SHORT PROBLEM — Write down every entry below once more, exactly.
- - - -
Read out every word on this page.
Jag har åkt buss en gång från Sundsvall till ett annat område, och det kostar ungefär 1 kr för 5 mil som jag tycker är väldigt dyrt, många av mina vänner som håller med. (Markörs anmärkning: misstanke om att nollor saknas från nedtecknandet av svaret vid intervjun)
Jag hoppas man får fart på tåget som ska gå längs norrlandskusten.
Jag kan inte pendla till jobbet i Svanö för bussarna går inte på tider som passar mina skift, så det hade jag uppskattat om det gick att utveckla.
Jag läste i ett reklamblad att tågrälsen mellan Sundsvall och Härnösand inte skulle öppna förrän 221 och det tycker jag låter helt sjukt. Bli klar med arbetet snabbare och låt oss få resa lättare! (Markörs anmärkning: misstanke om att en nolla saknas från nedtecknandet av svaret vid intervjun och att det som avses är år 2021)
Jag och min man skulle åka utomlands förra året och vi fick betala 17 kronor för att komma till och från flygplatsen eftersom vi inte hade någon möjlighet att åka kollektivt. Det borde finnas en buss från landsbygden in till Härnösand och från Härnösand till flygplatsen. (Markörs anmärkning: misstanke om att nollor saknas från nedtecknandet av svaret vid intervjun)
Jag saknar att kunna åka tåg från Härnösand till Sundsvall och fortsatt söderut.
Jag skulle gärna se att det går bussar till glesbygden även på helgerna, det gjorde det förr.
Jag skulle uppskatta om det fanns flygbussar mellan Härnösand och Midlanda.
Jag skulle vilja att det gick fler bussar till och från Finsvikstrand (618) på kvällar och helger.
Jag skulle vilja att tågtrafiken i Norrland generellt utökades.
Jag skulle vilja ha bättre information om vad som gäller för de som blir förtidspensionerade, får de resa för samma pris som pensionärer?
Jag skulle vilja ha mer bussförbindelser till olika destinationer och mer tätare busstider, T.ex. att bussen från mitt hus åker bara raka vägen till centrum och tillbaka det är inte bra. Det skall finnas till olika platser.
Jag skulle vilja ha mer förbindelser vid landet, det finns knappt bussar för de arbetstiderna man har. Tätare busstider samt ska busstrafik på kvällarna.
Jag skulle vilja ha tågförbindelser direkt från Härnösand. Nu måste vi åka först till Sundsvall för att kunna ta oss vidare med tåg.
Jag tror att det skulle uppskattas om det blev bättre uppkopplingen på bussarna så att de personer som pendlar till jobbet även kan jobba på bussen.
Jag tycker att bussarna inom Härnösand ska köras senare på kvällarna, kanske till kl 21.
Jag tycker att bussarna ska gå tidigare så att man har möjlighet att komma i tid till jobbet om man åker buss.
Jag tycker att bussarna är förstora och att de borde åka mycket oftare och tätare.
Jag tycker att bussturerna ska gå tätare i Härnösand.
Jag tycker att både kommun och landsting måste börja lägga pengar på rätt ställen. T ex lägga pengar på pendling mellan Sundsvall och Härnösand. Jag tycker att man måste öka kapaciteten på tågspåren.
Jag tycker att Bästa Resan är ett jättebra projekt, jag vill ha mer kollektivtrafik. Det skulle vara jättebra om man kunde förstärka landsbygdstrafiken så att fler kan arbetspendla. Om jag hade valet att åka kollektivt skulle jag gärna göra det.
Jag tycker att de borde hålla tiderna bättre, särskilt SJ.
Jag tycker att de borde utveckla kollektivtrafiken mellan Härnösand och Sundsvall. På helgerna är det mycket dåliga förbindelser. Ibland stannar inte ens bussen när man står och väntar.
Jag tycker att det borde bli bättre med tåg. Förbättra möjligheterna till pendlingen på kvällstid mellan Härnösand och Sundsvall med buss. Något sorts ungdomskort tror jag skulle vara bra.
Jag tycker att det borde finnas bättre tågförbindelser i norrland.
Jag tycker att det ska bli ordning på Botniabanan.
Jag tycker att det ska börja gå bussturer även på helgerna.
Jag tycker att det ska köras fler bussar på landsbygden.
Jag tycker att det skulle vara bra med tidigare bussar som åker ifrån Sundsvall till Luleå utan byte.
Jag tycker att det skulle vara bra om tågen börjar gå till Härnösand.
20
- - - -
SOLVED EXERCISE —
Read out every word on this page.
Jag har åkt buss en gång från Sundsvall till ett annat område, och det kostar ungefär 1 kr för 5 mil som jag tycker är väldigt dyrt, många av mina vänner som håller med. (Markörs anmärkning: misstanke om att nollor saknas från nedtecknandet av svaret vid intervjun)
Jag hoppas man får fart på tåget som ska gå längs norrlandskusten.
Jag kan inte pendla till jobbet i Svanö för bussarna går inte på tider som passar mina skift, så det hade jag uppskattat om det gick att utveckla.
Jag läste i ett reklamblad att tågrälsen mellan Sundsvall och Härnösand inte skulle öppna förrän 221 och det tycker jag låter helt sjukt. Bli klar med arbetet snabbare och låt oss få resa lättare! (Markörs anmärkning: misstanke om att en nolla saknas från nedtecknandet av svaret vid intervjun och att det som avses är år 2021)
Jag och min man skulle åka utomlands förra året och vi fick betala 17 kronor för att komma till och från flygplatsen eftersom vi inte hade någon möjlighet att åka kollektivt. Det borde finnas en buss från landsbygden in till Härnösand och från Härnösand till flygplatsen. (Markörs anmärkning: misstanke om att nollor saknas från nedtecknandet av svaret vid intervjun)
Jag saknar att kunna åka tåg från Härnösand till Sundsvall och fortsatt söderut.
Jag skulle gärna se att det går bussar till glesbygden även på helgerna, det gjorde det förr.
Jag skulle uppskatta om det fanns flygbussar mellan Härnösand och Midlanda.
Jag skulle vilja att det gick fler bussar till och från Finsvikstrand (618) på kvällar och helger.
Jag skulle vilja att tågtrafiken i Norrland generellt utökades.
Jag skulle vilja ha bättre information om vad som gäller för de som blir förtidspensionerade, får de resa för samma pris som pensionärer?
Jag skulle vilja ha mer bussförbindelser till olika destinationer och mer tätare busstider, T.ex. att bussen från mitt hus åker bara raka vägen till centrum och tillbaka det är inte bra. Det skall finnas till olika platser.
Jag skulle vilja ha mer förbindelser vid landet, det finns knappt bussar för de arbetstiderna man har. Tätare busstider samt ska busstrafik på kvällarna.
Jag skulle vilja ha tågförbindelser direkt från Härnösand. Nu måste vi åka först till Sundsvall för att kunna ta oss vidare med tåg.
Jag tror att det skulle uppskattas om det blev bättre uppkopplingen på bussarna så att de personer som pendlar till jobbet även kan jobba på bussen.
Jag tycker att bussarna inom Härnösand ska köras senare på kvällarna, kanske till kl 21.
Jag tycker att bussarna ska gå tidigare så att man har möjlighet att komma i tid till jobbet om man åker buss.
Jag tycker att bussarna är förstora och att de borde åka mycket oftare och tätare.
Jag tycker att bussturerna ska gå tätare i Härnösand.
Jag tycker att både kommun och landsting måste börja lägga pengar på rätt ställen. T ex lägga pengar på pendling mellan Sundsvall och Härnösand. Jag tycker att man måste öka kapaciteten på tågspåren.
Jag tycker att Bästa Resan är ett jättebra projekt, jag vill ha mer kollektivtrafik. Det skulle vara jättebra om man kunde förstärka landsbygdstrafiken så att fler kan arbetspendla. Om jag hade valet att åka kollektivt skulle jag gärna göra det.
Jag tycker att de borde hålla tiderna bättre, särskilt SJ.
Jag tycker att de borde utveckla kollektivtrafiken mellan Härnösand och Sundsvall. På helgerna är det mycket dåliga förbindelser. Ibland stannar inte ens bussen när man står och väntar.
Jag tycker att det borde bli bättre med tåg. Förbättra möjligheterna till pendlingen på kvällstid mellan Härnösand och Sundsvall med buss. Något sorts ungdomskort tror jag skulle vara bra.
Jag tycker att det borde finnas bättre tågförbindelser i norrland.
Jag tycker att det ska bli ordning på Botniabanan.
Jag tycker att det ska börja gå bussturer även på helgerna.
Jag tycker att det ska köras fler bussar på landsbygden.
Jag tycker att det skulle vara bra med tidigare bussar som åker ifrån Sundsvall till Luleå utan byte.
Jag tycker att det skulle vara bra om tågen börjar gå till Härnösand.
20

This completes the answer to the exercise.